**SHORT TASK**: Extract the listing below in full, unchanged.

===

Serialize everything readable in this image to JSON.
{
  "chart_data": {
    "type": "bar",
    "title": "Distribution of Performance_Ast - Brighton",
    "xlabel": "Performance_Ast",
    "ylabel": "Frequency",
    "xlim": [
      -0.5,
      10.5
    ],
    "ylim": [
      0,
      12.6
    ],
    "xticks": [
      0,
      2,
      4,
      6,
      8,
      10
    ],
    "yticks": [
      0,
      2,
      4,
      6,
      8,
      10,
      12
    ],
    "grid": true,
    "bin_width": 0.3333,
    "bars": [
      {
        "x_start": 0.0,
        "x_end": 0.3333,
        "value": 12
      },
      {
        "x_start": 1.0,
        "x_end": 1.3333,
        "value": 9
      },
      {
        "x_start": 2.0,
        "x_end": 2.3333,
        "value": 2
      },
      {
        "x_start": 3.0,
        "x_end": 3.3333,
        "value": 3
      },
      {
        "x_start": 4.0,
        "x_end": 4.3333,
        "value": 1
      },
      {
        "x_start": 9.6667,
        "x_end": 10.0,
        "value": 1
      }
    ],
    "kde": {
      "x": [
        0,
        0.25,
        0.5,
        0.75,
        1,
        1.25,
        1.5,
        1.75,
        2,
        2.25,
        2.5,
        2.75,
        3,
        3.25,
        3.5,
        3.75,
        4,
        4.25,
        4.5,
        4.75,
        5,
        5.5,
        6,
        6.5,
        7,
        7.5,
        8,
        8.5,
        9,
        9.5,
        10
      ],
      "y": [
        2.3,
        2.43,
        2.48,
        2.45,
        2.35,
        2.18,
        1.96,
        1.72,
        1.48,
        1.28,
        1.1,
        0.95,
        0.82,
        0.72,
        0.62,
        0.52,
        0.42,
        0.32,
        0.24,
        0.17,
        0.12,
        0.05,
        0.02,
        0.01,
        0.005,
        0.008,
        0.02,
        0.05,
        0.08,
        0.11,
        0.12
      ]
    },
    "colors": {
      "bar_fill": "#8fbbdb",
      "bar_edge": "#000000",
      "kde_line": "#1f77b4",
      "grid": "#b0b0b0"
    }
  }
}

===

**OUTPUT OF THE TASK**:
Serialize everything readable in this image to JSON.
{
  "chart_data": {
    "type": "bar",
    "title": "Distribution of Performance_Ast - Brighton",
    "xlabel": "Performance_Ast",
    "ylabel": "Frequency",
    "xlim": [
      -0.5,
      10.5
    ],
    "ylim": [
      0,
      12.6
    ],
    "xticks": [
      0,
      2,
      4,
      6,
      8,
      10
    ],
    "yticks": [
      0,
      2,
      4,
      6,
      8,
      10,
      12
    ],
    "grid": true,
    "bin_width": 0.3333,
    "bars": [
      {
        "x_start": 0.0,
        "x_end": 0.3333,
        "value": 12
      },
      {
        "x_start": 1.0,
        "x_end": 1.3333,
        "value": 9
      },
      {
        "x_start": 2.0,
        "x_end": 2.3333,
        "value": 2
      },
      {
        "x_start": 3.0,
        "x_end": 3.3333,
        "value": 3
      },
      {
        "x_start": 4.0,
        "x_end": 4.3333,
        "value": 1
      },
      {
        "x_start": 9.6667,
        "x_end": 10.0,
        "value": 1
      }
    ],
    "kde": {
      "x": [
        0,
        0.25,
        0.5,
        0.75,
        1,
        1.25,
        1.5,
        1.75,
        2,
        2.25,
        2.5,
        2.75,
        3,
        3.25,
        3.5,
        3.75,
        4,
        4.25,
        4.5,
        4.75,
        5,
        5.5,
        6,
        6.5,
        7,
        7.5,
        8,
        8.5,
        9,
        9.5,
        10
      ],
      "y": [
        2.3,
        2.43,
        2.48,
        2.45,
        2.35,
        2.18,
        1.96,
        1.72,
        1.48,
        1.28,
        1.1,
        0.95,
        0.82,
        0.72,
        0.62,
        0.52,
        0.42,
        0.32,
        0.24,
        0.17,
        0.12,
        0.05,
        0.02,
        0.01,
        0.005,
        0.008,
        0.02,
        0.05,
        0.08,
        0.11,
        0.12
      ]
    },
    "colors": {
      "bar_fill": "#8fbbdb",
      "bar_edge": "#000000",
      "kde_line": "#1f77b4",
      "grid": "#b0b0b0"
    }
  }
}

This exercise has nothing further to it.